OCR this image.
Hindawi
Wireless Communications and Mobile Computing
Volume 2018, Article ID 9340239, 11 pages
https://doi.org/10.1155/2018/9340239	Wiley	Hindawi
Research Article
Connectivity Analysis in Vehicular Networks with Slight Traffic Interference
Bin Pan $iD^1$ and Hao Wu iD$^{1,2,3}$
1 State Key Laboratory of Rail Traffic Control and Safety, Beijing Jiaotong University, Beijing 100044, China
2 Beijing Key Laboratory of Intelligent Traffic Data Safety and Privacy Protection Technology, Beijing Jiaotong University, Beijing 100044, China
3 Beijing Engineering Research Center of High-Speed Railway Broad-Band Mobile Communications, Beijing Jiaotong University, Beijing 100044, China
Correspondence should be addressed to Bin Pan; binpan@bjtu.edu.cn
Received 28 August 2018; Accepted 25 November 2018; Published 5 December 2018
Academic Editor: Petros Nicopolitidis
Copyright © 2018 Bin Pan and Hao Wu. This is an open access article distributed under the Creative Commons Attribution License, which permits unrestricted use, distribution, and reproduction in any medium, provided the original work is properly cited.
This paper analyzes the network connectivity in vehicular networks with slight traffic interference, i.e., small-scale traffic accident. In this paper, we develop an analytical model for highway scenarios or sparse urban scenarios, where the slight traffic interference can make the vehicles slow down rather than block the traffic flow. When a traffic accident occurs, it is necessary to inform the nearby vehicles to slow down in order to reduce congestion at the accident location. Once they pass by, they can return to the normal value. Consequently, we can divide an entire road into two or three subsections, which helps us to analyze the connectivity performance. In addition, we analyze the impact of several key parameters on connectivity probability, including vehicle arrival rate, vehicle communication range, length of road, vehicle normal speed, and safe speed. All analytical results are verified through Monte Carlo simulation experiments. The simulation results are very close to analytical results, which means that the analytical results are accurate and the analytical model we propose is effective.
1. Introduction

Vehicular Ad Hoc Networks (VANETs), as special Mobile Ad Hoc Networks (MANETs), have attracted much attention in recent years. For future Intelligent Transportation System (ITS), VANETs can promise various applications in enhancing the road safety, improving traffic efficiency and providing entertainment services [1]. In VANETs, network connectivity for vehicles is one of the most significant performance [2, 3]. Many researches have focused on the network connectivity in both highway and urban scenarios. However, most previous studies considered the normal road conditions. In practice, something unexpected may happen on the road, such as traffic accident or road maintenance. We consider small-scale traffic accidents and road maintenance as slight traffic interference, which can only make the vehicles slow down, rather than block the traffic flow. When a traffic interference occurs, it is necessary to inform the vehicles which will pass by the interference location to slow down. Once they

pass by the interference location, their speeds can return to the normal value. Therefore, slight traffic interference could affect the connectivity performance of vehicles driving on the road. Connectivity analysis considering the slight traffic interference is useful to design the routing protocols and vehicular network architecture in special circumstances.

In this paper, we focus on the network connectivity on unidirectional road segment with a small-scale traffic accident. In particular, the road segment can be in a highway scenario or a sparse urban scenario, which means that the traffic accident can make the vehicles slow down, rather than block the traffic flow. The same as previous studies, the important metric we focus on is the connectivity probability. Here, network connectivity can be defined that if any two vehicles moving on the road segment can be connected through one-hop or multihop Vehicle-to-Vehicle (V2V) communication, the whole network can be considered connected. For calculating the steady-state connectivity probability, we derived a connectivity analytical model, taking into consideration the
☆ ☆ ☆ ☆ ☆ ☆ ☆
> [Set exercise]:
Find every line containing the word "Laboratory", then give the total and nothing more.

> [Output of the task]:
2